What you will do. Read the lines that follow and pick out every one containing the word "Control".

The records.
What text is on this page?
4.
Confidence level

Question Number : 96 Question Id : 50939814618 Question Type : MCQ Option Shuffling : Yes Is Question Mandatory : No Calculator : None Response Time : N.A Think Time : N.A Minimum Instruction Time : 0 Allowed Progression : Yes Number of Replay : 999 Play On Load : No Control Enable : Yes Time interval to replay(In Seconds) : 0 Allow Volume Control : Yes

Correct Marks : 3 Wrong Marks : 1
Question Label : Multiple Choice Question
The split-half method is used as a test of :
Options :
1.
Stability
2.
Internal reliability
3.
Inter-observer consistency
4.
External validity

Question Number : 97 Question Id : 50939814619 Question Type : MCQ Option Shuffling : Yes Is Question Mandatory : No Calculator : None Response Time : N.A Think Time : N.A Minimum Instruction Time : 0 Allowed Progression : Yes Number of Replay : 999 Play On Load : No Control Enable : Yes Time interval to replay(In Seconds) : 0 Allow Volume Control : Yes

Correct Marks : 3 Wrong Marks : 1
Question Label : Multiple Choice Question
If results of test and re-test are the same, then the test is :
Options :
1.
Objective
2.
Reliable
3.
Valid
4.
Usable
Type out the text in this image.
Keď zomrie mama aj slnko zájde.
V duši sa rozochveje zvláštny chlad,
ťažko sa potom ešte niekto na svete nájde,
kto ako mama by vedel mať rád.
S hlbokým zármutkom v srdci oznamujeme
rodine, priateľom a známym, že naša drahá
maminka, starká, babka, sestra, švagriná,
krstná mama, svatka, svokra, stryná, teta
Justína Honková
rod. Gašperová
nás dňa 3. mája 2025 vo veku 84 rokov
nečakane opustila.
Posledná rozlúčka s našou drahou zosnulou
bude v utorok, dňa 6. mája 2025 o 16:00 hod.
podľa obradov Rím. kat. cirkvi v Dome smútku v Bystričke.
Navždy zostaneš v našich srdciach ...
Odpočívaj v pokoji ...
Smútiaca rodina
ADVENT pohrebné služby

Written reply.
Question Number : 96 Question Id : 50939814618 Question Type : MCQ Option Shuffling : Yes Is Question Mandatory : No Calculator : None Response Time : N.A Think Time : N.A Minimum Instruction Time : 0 Allowed Progression : Yes Number of Replay : 999 Play On Load : No Control Enable : Yes Time interval to replay(In Seconds) : 0 Allow Volume Control : Yes
Question Number : 97 Question Id : 50939814619 Question Type : MCQ Option Shuffling : Yes Is Question Mandatory : No Calculator : None Response Time : N.A Think Time : N.A Minimum Instruction Time : 0 Allowed Progression : Yes Number of Replay : 999 Play On Load : No Control Enable : Yes Time interval to replay(In Seconds) : 0 Allow Volume Control : Yes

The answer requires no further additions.